Stored data:
===============

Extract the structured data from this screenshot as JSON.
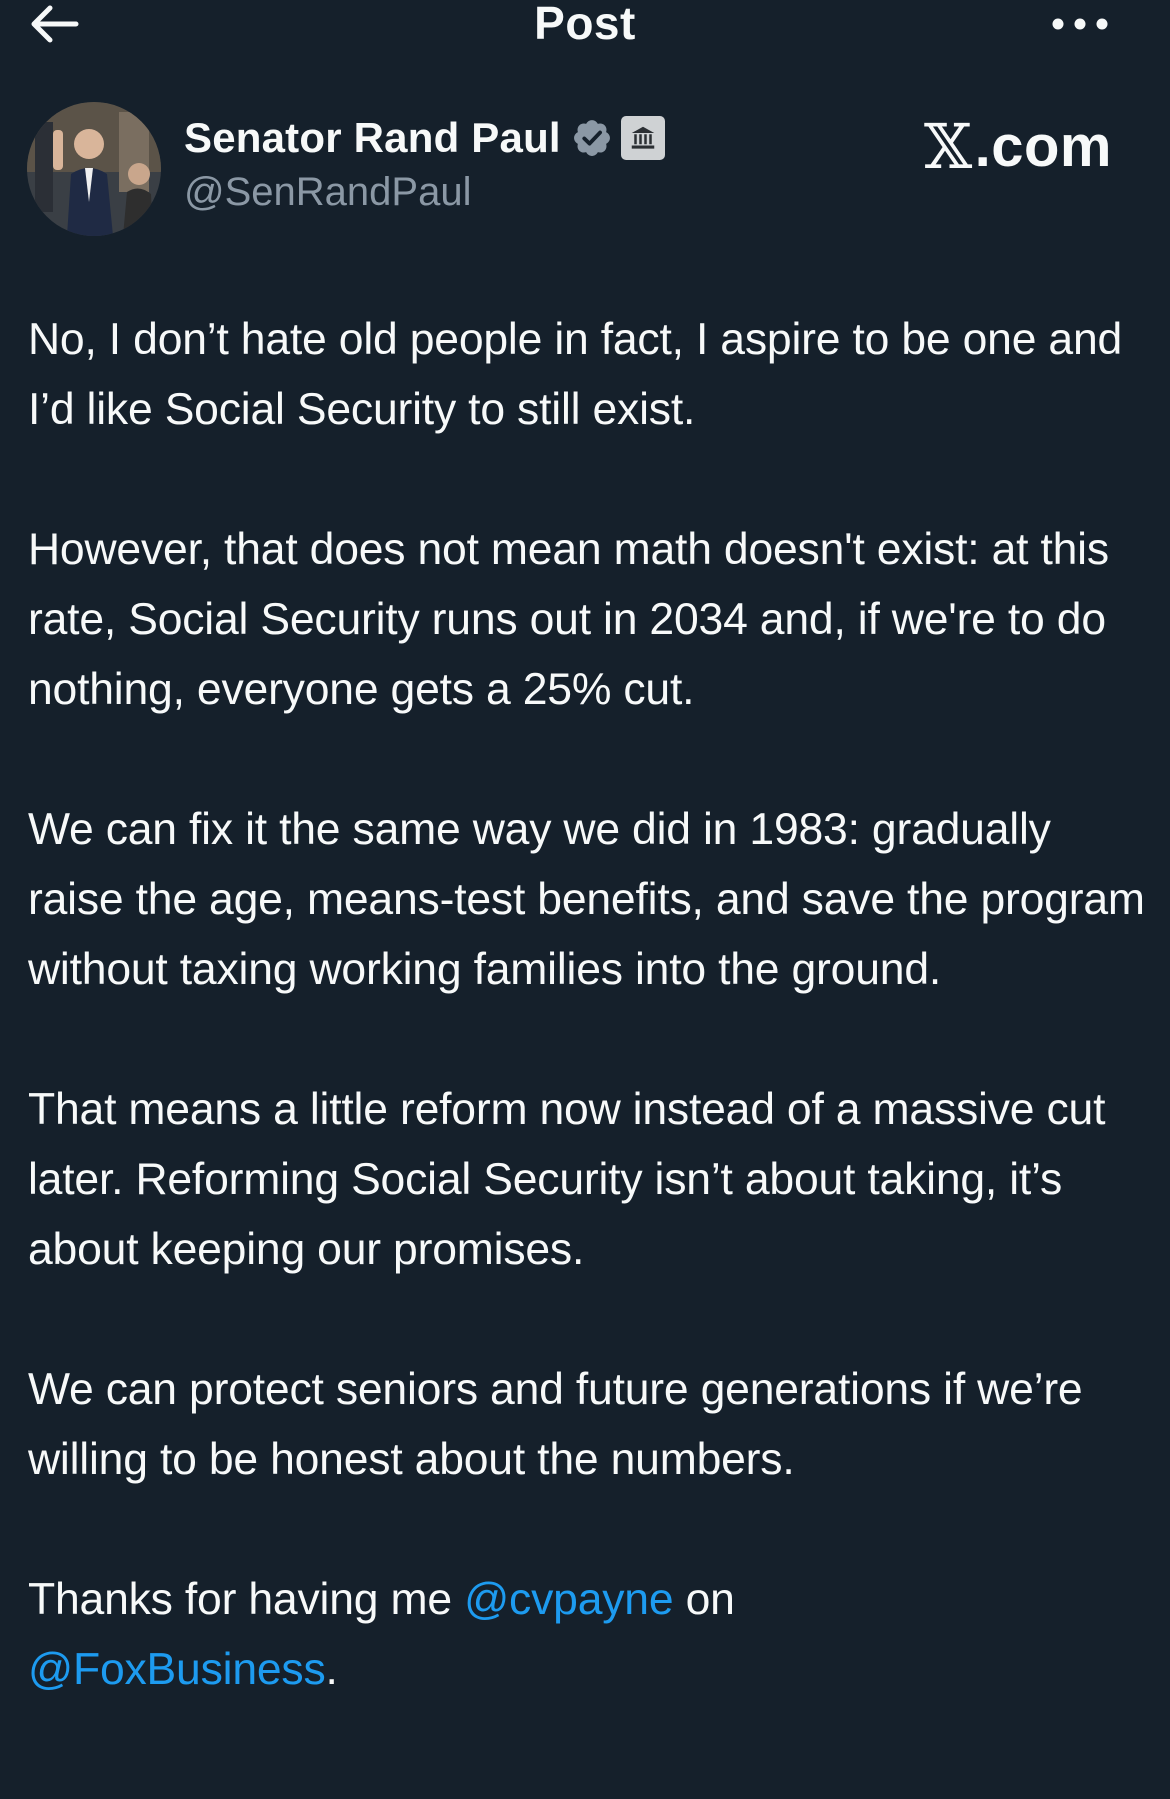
{
  "topbar": {
    "title": "Post",
    "back_icon": "arrow-left-icon",
    "more_icon": "more-horizontal-icon"
  },
  "author": {
    "display_name": "Senator Rand Paul",
    "handle": "@SenRandPaul",
    "verified_icon": "verified-badge-icon",
    "affiliation_icon": "government-building-icon",
    "verified_color": "#8b98a5"
  },
  "watermark": {
    "x": "𝕏",
    "domain": ".com"
  },
  "post": {
    "paragraphs": [
      "No, I don’t hate old people in fact, I aspire to be one and I’d like Social Security to still exist.",
      "However, that does not mean math doesn't exist: at this rate, Social Security runs out in 2034 and, if we're to do nothing, everyone gets a 25% cut.",
      "We can fix it the same way we did in 1983: gradually raise the age, means-test benefits, and save the program without taxing working families into the ground.",
      "That means a little reform now instead of a massive cut later. Reforming Social Security isn’t about taking, it’s about keeping our promises.",
      "We can protect seniors and future generations if we’re willing to be honest about the numbers."
    ],
    "closing": {
      "prefix": "Thanks for having me ",
      "mention1": "@cvpayne",
      "middle": " on",
      "mention2": "@FoxBusiness",
      "suffix": "."
    }
  },
  "colors": {
    "background": "#15202b",
    "text": "#f7f9f9",
    "secondary_text": "#8b98a5",
    "link": "#1d9bf0"
  }
}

===============

EXERCISE INSTRUCTIONS
Extract all the data above exactly, excluding every picture.

WRITTEN RESPONSE
Extract the structured data from this screenshot as JSON.
{
  "topbar": {
    "title": "Post",
    "back_icon": "arrow-left-icon",
    "more_icon": "more-horizontal-icon"
  },
  "author": {
    "display_name": "Senator Rand Paul",
    "handle": "@SenRandPaul",
    "verified_icon": "verified-badge-icon",
    "affiliation_icon": "government-building-icon",
    "verified_color": "#8b98a5"
  },
  "watermark": {
    "x": "𝕏",
    "domain": ".com"
  },
  "post": {
    "paragraphs": [
      "No, I don’t hate old people in fact, I aspire to be one and I’d like Social Security to still exist.",
      "However, that does not mean math doesn't exist: at this rate, Social Security runs out in 2034 and, if we're to do nothing, everyone gets a 25% cut.",
      "We can fix it the same way we did in 1983: gradually raise the age, means-test benefits, and save the program without taxing working families into the ground.",
      "That means a little reform now instead of a massive cut later. Reforming Social Security isn’t about taking, it’s about keeping our promises.",
      "We can protect seniors and future generations if we’re willing to be honest about the numbers."
    ],
    "closing": {
      "prefix": "Thanks for having me ",
      "mention1": "@cvpayne",
      "middle": " on",
      "mention2": "@FoxBusiness",
      "suffix": "."
    }
  },
  "colors": {
    "background": "#15202b",
    "text": "#f7f9f9",
    "secondary_text": "#8b98a5",
    "link": "#1d9bf0"
  }
}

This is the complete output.